* **What you will do**: Your task is to write out the complete listing exactly as it is shown.

■ ■ ■ ■

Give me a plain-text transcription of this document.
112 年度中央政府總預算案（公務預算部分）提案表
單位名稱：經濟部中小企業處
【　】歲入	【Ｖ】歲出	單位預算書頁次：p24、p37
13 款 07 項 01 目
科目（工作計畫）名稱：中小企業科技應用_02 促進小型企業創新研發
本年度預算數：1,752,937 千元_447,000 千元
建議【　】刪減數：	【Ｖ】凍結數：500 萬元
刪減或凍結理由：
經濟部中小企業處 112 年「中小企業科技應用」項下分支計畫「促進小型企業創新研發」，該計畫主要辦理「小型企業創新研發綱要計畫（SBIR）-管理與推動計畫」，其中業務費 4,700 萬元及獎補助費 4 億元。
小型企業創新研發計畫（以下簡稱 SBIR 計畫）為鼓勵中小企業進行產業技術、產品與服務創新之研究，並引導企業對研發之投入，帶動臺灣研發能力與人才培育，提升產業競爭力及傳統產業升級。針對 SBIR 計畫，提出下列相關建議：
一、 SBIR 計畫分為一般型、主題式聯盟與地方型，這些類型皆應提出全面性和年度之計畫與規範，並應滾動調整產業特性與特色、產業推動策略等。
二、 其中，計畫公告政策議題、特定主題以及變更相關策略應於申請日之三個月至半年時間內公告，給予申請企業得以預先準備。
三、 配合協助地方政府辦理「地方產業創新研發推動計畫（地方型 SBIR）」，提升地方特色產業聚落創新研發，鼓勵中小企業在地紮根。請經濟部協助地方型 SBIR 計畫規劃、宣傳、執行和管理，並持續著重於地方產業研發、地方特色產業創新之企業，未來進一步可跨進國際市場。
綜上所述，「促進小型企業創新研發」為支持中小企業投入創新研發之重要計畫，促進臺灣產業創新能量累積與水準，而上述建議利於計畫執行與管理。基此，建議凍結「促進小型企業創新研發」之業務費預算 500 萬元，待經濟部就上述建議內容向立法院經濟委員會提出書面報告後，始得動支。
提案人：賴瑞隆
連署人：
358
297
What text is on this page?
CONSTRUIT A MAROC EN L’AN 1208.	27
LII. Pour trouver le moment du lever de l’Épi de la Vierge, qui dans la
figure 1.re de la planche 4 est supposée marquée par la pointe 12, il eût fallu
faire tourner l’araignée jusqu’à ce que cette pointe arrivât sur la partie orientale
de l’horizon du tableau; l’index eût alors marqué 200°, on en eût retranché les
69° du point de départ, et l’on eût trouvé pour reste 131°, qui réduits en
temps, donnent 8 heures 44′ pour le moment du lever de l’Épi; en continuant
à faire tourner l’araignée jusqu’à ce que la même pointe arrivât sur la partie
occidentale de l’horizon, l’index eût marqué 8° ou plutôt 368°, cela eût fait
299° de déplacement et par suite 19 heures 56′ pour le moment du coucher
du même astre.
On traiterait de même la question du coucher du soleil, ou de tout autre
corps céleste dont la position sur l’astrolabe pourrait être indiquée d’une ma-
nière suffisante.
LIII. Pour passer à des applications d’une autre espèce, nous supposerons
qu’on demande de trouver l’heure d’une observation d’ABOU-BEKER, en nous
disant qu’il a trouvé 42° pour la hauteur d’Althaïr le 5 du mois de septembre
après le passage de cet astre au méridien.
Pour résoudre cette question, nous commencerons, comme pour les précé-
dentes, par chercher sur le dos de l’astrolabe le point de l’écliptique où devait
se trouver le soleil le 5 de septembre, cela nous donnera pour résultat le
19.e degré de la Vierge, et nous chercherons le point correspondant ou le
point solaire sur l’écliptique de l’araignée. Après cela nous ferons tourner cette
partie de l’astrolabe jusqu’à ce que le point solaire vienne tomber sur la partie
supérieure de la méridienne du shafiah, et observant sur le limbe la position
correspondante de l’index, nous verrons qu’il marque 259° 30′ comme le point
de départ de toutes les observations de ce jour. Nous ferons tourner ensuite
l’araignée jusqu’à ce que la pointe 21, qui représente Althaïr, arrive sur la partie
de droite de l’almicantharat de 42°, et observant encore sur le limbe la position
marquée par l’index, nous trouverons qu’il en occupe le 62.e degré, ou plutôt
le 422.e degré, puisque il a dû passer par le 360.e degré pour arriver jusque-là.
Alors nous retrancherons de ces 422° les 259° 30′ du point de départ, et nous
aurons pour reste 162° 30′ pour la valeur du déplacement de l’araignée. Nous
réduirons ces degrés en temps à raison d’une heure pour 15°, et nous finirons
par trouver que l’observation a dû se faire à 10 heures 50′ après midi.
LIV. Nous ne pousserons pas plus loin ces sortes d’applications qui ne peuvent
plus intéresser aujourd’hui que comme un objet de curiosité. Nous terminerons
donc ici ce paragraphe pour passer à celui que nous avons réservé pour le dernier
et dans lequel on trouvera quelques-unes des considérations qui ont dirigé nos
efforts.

■ ■ ■ ■

* **Solution to this exercise**:
Give me a plain-text transcription of this document.
112 年度中央政府總預算案（公務預算部分）提案表
單位名稱：經濟部中小企業處
【　】歲入	【Ｖ】歲出	單位預算書頁次：p24、p37
13 款 07 項 01 目
科目（工作計畫）名稱：中小企業科技應用_02 促進小型企業創新研發
本年度預算數：1,752,937 千元_447,000 千元
建議【　】刪減數：	【Ｖ】凍結數：500 萬元
刪減或凍結理由：
經濟部中小企業處 112 年「中小企業科技應用」項下分支計畫「促進小型企業創新研發」，該計畫主要辦理「小型企業創新研發綱要計畫（SBIR）-管理與推動計畫」，其中業務費 4,700 萬元及獎補助費 4 億元。
小型企業創新研發計畫（以下簡稱 SBIR 計畫）為鼓勵中小企業進行產業技術、產品與服務創新之研究，並引導企業對研發之投入，帶動臺灣研發能力與人才培育，提升產業競爭力及傳統產業升級。針對 SBIR 計畫，提出下列相關建議：
一、 SBIR 計畫分為一般型、主題式聯盟與地方型，這些類型皆應提出全面性和年度之計畫與規範，並應滾動調整產業特性與特色、產業推動策略等。
二、 其中，計畫公告政策議題、特定主題以及變更相關策略應於申請日之三個月至半年時間內公告，給予申請企業得以預先準備。
三、 配合協助地方政府辦理「地方產業創新研發推動計畫（地方型 SBIR）」，提升地方特色產業聚落創新研發，鼓勵中小企業在地紮根。請經濟部協助地方型 SBIR 計畫規劃、宣傳、執行和管理，並持續著重於地方產業研發、地方特色產業創新之企業，未來進一步可跨進國際市場。
綜上所述，「促進小型企業創新研發」為支持中小企業投入創新研發之重要計畫，促進臺灣產業創新能量累積與水準，而上述建議利於計畫執行與管理。基此，建議凍結「促進小型企業創新研發」之業務費預算 500 萬元，待經濟部就上述建議內容向立法院經濟委員會提出書面報告後，始得動支。
提案人：賴瑞隆
連署人：
358
297
What text is on this page?
CONSTRUIT A MAROC EN L’AN 1208.	27
LII. Pour trouver le moment du lever de l’Épi de la Vierge, qui dans la
figure 1.re de la planche 4 est supposée marquée par la pointe 12, il eût fallu
faire tourner l’araignée jusqu’à ce que cette pointe arrivât sur la partie orientale
de l’horizon du tableau; l’index eût alors marqué 200°, on en eût retranché les
69° du point de départ, et l’on eût trouvé pour reste 131°, qui réduits en
temps, donnent 8 heures 44′ pour le moment du lever de l’Épi; en continuant
à faire tourner l’araignée jusqu’à ce que la même pointe arrivât sur la partie
occidentale de l’horizon, l’index eût marqué 8° ou plutôt 368°, cela eût fait
299° de déplacement et par suite 19 heures 56′ pour le moment du coucher
du même astre.
On traiterait de même la question du coucher du soleil, ou de tout autre
corps céleste dont la position sur l’astrolabe pourrait être indiquée d’une ma-
nière suffisante.
LIII. Pour passer à des applications d’une autre espèce, nous supposerons
qu’on demande de trouver l’heure d’une observation d’ABOU-BEKER, en nous
disant qu’il a trouvé 42° pour la hauteur d’Althaïr le 5 du mois de septembre
après le passage de cet astre au méridien.
Pour résoudre cette question, nous commencerons, comme pour les précé-
dentes, par chercher sur le dos de l’astrolabe le point de l’écliptique où devait
se trouver le soleil le 5 de septembre, cela nous donnera pour résultat le
19.e degré de la Vierge, et nous chercherons le point correspondant ou le
point solaire sur l’écliptique de l’araignée. Après cela nous ferons tourner cette
partie de l’astrolabe jusqu’à ce que le point solaire vienne tomber sur la partie
supérieure de la méridienne du shafiah, et observant sur le limbe la position
correspondante de l’index, nous verrons qu’il marque 259° 30′ comme le point
de départ de toutes les observations de ce jour. Nous ferons tourner ensuite
l’araignée jusqu’à ce que la pointe 21, qui représente Althaïr, arrive sur la partie
de droite de l’almicantharat de 42°, et observant encore sur le limbe la position
marquée par l’index, nous trouverons qu’il en occupe le 62.e degré, ou plutôt
le 422.e degré, puisque il a dû passer par le 360.e degré pour arriver jusque-là.
Alors nous retrancherons de ces 422° les 259° 30′ du point de départ, et nous
aurons pour reste 162° 30′ pour la valeur du déplacement de l’araignée. Nous
réduirons ces degrés en temps à raison d’une heure pour 15°, et nous finirons
par trouver que l’observation a dû se faire à 10 heures 50′ après midi.
LIV. Nous ne pousserons pas plus loin ces sortes d’applications qui ne peuvent
plus intéresser aujourd’hui que comme un objet de curiosité. Nous terminerons
donc ici ce paragraphe pour passer à celui que nous avons réservé pour le dernier
et dans lequel on trouvera quelques-unes des considérations qui ont dirigé nos
efforts.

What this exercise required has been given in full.